--- start of SOURCE DATA ---

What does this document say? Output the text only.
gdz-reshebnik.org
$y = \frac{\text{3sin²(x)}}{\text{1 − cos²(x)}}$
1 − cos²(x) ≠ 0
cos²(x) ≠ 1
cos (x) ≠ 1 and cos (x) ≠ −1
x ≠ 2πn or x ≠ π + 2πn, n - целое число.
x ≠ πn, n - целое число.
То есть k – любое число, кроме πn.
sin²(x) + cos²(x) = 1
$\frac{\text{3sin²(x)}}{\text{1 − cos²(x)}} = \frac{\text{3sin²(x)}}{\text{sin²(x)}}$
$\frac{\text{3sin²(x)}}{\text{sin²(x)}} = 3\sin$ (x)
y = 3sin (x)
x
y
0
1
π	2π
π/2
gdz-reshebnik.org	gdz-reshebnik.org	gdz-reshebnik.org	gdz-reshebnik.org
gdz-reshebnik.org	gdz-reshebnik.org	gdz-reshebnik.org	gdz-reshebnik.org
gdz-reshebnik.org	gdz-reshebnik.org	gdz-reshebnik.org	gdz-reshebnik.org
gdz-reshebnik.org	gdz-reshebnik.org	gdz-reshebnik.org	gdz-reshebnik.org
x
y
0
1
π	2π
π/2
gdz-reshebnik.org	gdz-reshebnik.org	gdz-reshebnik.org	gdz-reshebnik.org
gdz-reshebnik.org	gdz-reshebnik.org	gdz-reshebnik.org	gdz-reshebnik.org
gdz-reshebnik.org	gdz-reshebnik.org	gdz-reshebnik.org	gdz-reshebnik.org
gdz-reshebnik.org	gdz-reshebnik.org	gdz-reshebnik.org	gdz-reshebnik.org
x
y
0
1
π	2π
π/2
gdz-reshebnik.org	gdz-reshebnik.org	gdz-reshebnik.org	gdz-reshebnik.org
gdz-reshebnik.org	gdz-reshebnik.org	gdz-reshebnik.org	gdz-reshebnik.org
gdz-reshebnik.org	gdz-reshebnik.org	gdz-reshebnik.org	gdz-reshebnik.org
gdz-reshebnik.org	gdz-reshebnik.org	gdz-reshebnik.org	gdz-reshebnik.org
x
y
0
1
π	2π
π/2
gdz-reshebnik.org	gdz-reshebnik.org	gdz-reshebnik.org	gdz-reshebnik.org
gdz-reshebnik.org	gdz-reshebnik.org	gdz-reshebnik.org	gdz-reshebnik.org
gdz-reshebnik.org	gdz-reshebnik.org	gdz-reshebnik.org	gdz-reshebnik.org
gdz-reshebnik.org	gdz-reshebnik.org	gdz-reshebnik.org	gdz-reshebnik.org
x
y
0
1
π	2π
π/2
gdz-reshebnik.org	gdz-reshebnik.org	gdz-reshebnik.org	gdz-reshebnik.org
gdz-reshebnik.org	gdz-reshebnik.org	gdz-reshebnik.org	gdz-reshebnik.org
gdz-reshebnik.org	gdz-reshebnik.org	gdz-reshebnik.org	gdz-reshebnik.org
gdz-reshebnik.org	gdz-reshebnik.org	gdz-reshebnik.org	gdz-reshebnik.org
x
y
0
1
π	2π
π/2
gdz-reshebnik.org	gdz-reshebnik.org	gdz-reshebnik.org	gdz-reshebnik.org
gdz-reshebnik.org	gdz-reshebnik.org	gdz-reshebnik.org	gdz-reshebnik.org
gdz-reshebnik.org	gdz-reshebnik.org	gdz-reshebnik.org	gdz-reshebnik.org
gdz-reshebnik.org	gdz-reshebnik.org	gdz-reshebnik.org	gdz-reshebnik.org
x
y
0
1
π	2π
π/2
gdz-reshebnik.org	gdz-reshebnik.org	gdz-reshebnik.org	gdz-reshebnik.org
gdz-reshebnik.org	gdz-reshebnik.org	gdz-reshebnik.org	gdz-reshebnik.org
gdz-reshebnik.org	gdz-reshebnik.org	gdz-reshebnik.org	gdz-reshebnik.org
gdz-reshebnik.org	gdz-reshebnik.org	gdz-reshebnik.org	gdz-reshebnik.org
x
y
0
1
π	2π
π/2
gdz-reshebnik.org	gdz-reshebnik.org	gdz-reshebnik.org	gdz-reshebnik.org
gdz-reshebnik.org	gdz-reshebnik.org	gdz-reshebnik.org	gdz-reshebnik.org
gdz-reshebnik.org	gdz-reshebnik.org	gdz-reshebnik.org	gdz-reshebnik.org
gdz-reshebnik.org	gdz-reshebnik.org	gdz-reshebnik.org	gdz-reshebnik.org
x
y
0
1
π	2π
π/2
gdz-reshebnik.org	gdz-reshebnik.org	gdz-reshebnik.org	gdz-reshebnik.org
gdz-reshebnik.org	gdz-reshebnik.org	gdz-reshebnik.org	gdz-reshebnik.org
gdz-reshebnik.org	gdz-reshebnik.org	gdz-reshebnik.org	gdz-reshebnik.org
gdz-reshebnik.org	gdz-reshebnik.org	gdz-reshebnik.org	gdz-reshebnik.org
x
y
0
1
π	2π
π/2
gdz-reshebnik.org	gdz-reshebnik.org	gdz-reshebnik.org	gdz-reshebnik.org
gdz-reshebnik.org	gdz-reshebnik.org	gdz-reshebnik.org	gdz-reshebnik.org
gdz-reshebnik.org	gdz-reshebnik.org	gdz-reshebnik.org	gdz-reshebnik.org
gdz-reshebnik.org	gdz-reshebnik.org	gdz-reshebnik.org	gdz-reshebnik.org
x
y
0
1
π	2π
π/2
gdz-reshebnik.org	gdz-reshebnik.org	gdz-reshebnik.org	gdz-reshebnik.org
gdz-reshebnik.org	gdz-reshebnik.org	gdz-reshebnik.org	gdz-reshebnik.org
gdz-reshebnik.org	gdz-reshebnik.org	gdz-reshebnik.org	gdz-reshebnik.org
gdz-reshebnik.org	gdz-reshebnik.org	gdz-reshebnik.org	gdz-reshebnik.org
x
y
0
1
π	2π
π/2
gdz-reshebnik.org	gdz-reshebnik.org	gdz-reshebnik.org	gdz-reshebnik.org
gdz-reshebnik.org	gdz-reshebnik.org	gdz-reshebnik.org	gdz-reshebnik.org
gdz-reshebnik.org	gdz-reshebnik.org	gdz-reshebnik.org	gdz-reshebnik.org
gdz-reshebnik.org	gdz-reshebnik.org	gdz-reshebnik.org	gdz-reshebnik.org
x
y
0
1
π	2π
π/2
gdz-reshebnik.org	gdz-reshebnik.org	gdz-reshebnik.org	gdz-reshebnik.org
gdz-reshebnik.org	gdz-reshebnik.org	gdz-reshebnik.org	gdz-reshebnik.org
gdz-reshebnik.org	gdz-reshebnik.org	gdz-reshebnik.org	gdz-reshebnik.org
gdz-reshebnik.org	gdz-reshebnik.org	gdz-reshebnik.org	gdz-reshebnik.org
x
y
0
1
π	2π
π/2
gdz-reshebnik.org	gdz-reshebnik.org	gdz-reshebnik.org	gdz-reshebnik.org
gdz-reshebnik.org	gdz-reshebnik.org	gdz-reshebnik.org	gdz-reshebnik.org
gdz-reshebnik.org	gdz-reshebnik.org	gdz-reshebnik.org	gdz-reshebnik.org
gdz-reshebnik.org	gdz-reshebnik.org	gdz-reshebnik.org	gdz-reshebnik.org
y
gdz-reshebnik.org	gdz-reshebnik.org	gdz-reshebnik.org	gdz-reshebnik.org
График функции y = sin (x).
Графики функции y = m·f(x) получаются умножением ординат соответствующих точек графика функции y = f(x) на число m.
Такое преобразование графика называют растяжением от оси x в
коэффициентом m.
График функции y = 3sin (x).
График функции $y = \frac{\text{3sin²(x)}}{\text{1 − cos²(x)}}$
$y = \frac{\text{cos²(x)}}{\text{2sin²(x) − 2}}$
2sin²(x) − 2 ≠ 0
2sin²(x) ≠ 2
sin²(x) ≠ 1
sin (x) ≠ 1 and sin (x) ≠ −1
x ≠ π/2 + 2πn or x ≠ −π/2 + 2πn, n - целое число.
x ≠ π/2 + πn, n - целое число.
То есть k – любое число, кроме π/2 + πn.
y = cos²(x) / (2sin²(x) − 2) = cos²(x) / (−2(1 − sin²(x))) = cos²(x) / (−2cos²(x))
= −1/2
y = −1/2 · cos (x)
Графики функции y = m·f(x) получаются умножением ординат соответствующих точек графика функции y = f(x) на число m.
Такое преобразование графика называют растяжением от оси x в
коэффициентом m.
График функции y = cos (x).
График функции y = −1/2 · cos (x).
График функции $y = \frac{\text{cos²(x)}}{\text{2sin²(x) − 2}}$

--- end of SOURCE DATA ---

GIVEN INSTRUCTION » Of all the lines in the material above, how many contain the word "кроме"? Give only the count.

ANSWER TO THE TASK » 2